--- To do ---
Go through the listing beneath this task and return every line that carries the string "existence".
-- Data for this exercise start --
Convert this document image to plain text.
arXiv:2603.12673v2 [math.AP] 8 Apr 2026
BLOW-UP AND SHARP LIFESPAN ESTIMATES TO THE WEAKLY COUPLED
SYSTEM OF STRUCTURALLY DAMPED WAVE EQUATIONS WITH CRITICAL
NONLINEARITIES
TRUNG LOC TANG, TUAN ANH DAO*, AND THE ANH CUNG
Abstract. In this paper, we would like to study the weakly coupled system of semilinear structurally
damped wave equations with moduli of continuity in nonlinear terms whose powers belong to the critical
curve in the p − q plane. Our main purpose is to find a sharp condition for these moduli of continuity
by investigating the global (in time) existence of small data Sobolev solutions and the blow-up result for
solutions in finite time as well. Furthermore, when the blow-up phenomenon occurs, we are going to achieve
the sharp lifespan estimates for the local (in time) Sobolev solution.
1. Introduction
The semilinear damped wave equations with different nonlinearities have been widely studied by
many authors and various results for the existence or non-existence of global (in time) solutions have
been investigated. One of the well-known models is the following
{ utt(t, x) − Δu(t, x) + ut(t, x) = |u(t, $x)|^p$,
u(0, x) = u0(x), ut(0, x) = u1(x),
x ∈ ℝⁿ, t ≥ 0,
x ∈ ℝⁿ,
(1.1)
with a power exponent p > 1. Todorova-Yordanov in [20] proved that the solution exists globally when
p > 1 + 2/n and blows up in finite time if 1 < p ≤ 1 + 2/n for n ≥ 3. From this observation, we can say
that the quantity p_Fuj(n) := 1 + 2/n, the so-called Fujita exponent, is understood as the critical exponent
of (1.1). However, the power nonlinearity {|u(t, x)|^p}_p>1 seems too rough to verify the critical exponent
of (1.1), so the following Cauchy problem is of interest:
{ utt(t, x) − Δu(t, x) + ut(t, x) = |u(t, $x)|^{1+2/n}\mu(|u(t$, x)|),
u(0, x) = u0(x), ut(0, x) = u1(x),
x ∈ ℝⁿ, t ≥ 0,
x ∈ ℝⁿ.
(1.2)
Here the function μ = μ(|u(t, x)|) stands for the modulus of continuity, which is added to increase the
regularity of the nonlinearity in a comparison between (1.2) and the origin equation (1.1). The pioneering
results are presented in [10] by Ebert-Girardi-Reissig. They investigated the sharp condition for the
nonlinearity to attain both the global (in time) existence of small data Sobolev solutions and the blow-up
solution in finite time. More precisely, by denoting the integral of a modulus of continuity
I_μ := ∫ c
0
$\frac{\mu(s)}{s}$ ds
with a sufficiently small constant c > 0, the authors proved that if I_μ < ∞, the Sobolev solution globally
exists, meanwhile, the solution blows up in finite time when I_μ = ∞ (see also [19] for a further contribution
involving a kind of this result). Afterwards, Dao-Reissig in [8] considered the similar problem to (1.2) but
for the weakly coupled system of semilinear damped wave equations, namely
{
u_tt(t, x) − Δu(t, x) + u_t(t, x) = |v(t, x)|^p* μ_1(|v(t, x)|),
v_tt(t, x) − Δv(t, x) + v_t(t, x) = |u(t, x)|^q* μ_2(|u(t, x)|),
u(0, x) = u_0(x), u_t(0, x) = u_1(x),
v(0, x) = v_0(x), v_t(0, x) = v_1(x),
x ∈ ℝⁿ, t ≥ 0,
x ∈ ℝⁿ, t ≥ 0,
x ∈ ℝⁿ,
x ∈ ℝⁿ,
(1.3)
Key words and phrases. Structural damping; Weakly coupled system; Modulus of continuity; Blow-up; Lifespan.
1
-- Data for this exercise end --
--- Reply ---
by investigating the global (in time) existence of small data Sobolev solutions and the blow-up result for
many authors and various results for the existence or non-existence of global (in time) solutions have
nonlinearity to attain both the global (in time) existence of small data Sobolev solutions and the blow-up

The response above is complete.